> _Selection_:
______________________________
Typically when comparing alpha values, you’re in the model selection stage of your analysis. This means that you need to use the validation set to evaluate performance. LassoCV does this implicitly by using portions of the training data as validation data. Here, we’ll use the explicit validation set we defined at the beginning of this episode.

import matplotlib.pyplot as plt
# Calculate the corresponding training scores for each alpha and fold
from sklearn.linear_model import Lasso
train_scores = []
val_scores = []

perc_sparse_vals = []
for alpha in alphas:
    lasso = Lasso(alpha=alpha, max_iter=max_iter)
    lasso.fit(X_train_z, y_train)
    coefs = lasso.coef_
    percent_sparse = np.mean(coefs == 0) * 100
    train_pred = lasso.predict(X_train_z)
    val_pred = lasso.predict(X_val_z)
    train_scores.append(np.mean((train_pred - y_train) ** 2))
    val_scores.append(np.mean((val_pred - y_val) ** 2))
    perc_sparse_vals.append(percent_sparse)

# Create a grid of subplots
fig, (ax1, ax2) = plt.subplots(1, 2, figsize=(12, 5))

# Plot the training and validation scores
ax1.plot(np.log10(alphas), train_scores, label='Train', marker='o')
ax1.plot(np.log10(alphas), val_scores, label='Validation (CV)', marker='o')
ax1.set_xlabel('log(alpha)')
ax1.set_ylabel('Mean Squared Error')
ax1.set_title('LassoCV Train/Validation Scores')
ax1.legend()
ax1.grid(True)
______________________________
> _Records provided_:
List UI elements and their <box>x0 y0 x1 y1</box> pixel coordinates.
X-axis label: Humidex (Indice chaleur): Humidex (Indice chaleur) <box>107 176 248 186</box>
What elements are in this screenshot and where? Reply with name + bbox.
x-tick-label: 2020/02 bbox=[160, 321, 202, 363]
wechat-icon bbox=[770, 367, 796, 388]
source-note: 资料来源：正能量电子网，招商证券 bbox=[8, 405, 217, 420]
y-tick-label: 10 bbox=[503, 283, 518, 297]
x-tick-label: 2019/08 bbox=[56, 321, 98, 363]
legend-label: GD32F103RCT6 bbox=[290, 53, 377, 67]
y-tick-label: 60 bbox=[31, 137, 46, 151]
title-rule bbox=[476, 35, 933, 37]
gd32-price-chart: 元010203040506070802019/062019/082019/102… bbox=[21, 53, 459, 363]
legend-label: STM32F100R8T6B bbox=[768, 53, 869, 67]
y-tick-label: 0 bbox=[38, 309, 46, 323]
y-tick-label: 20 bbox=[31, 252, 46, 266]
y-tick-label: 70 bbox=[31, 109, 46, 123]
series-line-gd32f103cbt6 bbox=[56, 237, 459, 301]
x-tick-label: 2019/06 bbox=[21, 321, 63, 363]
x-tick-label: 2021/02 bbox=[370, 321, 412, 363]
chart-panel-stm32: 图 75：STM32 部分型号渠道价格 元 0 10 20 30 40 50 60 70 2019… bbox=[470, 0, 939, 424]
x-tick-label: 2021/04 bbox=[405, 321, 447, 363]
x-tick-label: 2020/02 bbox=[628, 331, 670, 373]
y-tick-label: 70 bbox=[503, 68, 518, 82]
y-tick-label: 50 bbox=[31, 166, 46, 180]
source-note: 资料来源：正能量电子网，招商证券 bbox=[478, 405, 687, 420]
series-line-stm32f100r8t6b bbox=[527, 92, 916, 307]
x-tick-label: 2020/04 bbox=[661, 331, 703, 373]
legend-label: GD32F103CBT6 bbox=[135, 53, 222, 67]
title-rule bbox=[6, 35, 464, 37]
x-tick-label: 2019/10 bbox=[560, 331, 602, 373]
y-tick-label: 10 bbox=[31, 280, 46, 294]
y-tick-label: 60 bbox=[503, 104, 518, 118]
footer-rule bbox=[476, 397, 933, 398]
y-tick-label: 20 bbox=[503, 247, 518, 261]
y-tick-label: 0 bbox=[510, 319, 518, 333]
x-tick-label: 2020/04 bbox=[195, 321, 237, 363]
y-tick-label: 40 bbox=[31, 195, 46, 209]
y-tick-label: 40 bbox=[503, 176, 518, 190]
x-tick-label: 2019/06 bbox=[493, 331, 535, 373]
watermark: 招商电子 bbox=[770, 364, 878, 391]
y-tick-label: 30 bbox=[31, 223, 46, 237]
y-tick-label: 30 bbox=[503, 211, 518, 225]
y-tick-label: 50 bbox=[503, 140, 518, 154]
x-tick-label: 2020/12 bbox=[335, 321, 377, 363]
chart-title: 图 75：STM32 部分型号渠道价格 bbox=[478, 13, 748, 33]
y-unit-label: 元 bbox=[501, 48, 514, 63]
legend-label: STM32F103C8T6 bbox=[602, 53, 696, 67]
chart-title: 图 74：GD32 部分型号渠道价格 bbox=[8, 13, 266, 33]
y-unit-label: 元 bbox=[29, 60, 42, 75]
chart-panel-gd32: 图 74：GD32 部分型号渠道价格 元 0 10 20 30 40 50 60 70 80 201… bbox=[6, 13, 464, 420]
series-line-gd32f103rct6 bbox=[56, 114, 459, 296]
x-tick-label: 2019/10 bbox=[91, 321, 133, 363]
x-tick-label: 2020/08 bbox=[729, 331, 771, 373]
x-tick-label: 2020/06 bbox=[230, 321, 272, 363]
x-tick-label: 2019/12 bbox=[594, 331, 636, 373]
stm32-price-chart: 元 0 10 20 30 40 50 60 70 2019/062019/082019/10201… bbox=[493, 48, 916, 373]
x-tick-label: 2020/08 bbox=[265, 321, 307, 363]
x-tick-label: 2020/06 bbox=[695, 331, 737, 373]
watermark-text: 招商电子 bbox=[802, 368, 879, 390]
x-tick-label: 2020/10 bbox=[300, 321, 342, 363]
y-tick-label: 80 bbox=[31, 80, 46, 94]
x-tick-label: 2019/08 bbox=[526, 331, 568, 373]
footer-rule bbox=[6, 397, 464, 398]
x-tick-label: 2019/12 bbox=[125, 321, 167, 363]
______________________________
> _Task prompt_:
Resume the walkthrough on comparing Lasso alpha values, picking up right after its final line of code. The data has no connection to the walkthrough on comparing Lasso alpha values.

> _Solved problem_:
# Plot percent sparsity
ax2.plot(np.log10(alphas), perc_sparse_vals, label='Percent Sparsity', marker='o', color='orange')
ax2.set_xlabel('log(alpha)')
ax2.set_ylabel('Percent Sparsity')
ax2.set_title('Percent Sparsity vs. alpha')
ax2.grid(True)

# Adjust layout and display the plots
plt.tight_layout()
plt.savefig('..//fig//regression//regularize//alpha_cv_results.png', bbox_inches='tight', dpi=300, facecolor='white');

LASSO as a feature selection method

A well optimized LASSO model can be used as a data-driven feature selection method. However, one thing to be mindful of is, given two features that are correlated, LASSO may randomly select one feature’s coefficient to shrink to zero. This can sometimes lead to less desirable model specifications. However, if you have one are more features that you want to ensure are included in the model, you can follow this procedure:

Fit the LassoCV model to determine the optimal features to keep in the model, feats_keep
Extend the list of feats_keep to include other features/predictors that are important to your research questions
Fit a standard unregularized model using feats_keep as your predictors
Take care to check the assumptions of the model, especially if you’re adding features after selecting them with LASSO. LASSO helps prevent multicollinearity issues, but adding features back in could re-introduce multicollinearity

Let’s see which features our best LASSO model decided to keep.

from interpret_model import coef_plot

# Get coefficient matrix
coef_matrix = best_lasso_model.coef_

fig = coef_plot(coefs=coef_matrix, plot_const=False, index=X_train_z.columns) 
fig.set_size_inches(6, 8)

Introduction to the ridge model in high-dimensional data analysis

Ridge regression introduces an L2 penalty term to the linear regression equation, which involves adding the squared magnitudes of the coefficients to the loss function. This regularization technique aims to minimize the sum of squared residuals while also constraining the coefficients. Here are some key points about Ridge regression:

Coefficient Shrinkage: Ridge regression shrinks the coefficients towards zero by penalizing their magnitudes. However, unlike Lasso, Ridge regression does not force any coefficients to become exactly zero.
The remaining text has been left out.